** BEGIN Rows **
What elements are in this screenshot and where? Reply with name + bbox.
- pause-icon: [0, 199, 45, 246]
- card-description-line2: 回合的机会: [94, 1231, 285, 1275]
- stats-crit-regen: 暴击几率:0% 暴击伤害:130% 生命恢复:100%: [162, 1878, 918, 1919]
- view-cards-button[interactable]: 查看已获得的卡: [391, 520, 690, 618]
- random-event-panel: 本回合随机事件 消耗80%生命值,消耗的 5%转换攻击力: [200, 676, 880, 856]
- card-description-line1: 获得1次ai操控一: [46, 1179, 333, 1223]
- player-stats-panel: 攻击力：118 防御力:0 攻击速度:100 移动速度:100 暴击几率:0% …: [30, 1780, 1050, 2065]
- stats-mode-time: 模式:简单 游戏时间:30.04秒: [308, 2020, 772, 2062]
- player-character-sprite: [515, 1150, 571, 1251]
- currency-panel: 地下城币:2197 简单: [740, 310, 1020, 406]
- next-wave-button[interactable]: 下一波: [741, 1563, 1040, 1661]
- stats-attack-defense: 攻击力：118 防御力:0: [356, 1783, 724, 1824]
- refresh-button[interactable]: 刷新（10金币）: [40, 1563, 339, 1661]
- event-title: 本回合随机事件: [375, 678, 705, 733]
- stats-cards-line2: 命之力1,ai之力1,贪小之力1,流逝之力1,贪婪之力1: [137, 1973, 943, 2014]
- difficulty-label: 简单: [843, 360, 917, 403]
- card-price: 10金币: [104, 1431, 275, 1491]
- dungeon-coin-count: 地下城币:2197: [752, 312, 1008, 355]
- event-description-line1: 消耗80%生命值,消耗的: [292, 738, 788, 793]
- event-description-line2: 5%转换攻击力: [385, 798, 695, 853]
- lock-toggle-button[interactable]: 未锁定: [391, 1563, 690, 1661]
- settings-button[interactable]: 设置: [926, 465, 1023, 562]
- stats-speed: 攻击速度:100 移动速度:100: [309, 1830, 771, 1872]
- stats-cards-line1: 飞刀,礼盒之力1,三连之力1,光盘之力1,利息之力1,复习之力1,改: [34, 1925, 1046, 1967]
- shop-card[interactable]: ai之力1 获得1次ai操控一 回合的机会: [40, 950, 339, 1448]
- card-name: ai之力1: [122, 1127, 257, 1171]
** END Rows **
Can you update the material by changing every "interactable" to "clickable" and leaving everything else as it is?

## Result for this exercise
What elements are in this screenshot and where? Reply with name + bbox.
- pause-icon: [0, 199, 45, 246]
- card-description-line2: 回合的机会: [94, 1231, 285, 1275]
- stats-crit-regen: 暴击几率:0% 暴击伤害:130% 生命恢复:100%: [162, 1878, 918, 1919]
- view-cards-button[clickable]: 查看已获得的卡: [391, 520, 690, 618]
- random-event-panel: 本回合随机事件 消耗80%生命值,消耗的 5%转换攻击力: [200, 676, 880, 856]
- card-description-line1: 获得1次ai操控一: [46, 1179, 333, 1223]
- player-stats-panel: 攻击力：118 防御力:0 攻击速度:100 移动速度:100 暴击几率:0% …: [30, 1780, 1050, 2065]
- stats-mode-time: 模式:简单 游戏时间:30.04秒: [308, 2020, 772, 2062]
- player-character-sprite: [515, 1150, 571, 1251]
- currency-panel: 地下城币:2197 简单: [740, 310, 1020, 406]
- next-wave-button[clickable]: 下一波: [741, 1563, 1040, 1661]
- stats-attack-defense: 攻击力：118 防御力:0: [356, 1783, 724, 1824]
- refresh-button[clickable]: 刷新（10金币）: [40, 1563, 339, 1661]
- event-title: 本回合随机事件: [375, 678, 705, 733]
- stats-cards-line2: 命之力1,ai之力1,贪小之力1,流逝之力1,贪婪之力1: [137, 1973, 943, 2014]
- difficulty-label: 简单: [843, 360, 917, 403]
- card-price: 10金币: [104, 1431, 275, 1491]
- dungeon-coin-count: 地下城币:2197: [752, 312, 1008, 355]
- event-description-line1: 消耗80%生命值,消耗的: [292, 738, 788, 793]
- event-description-line2: 5%转换攻击力: [385, 798, 695, 853]
- lock-toggle-button[clickable]: 未锁定: [391, 1563, 690, 1661]
- settings-button[clickable]: 设置: [926, 465, 1023, 562]
- stats-speed: 攻击速度:100 移动速度:100: [309, 1830, 771, 1872]
- stats-cards-line1: 飞刀,礼盒之力1,三连之力1,光盘之力1,利息之力1,复习之力1,改: [34, 1925, 1046, 1967]
- shop-card[clickable]: ai之力1 获得1次ai操控一 回合的机会: [40, 950, 339, 1448]
- card-name: ai之力1: [122, 1127, 257, 1171]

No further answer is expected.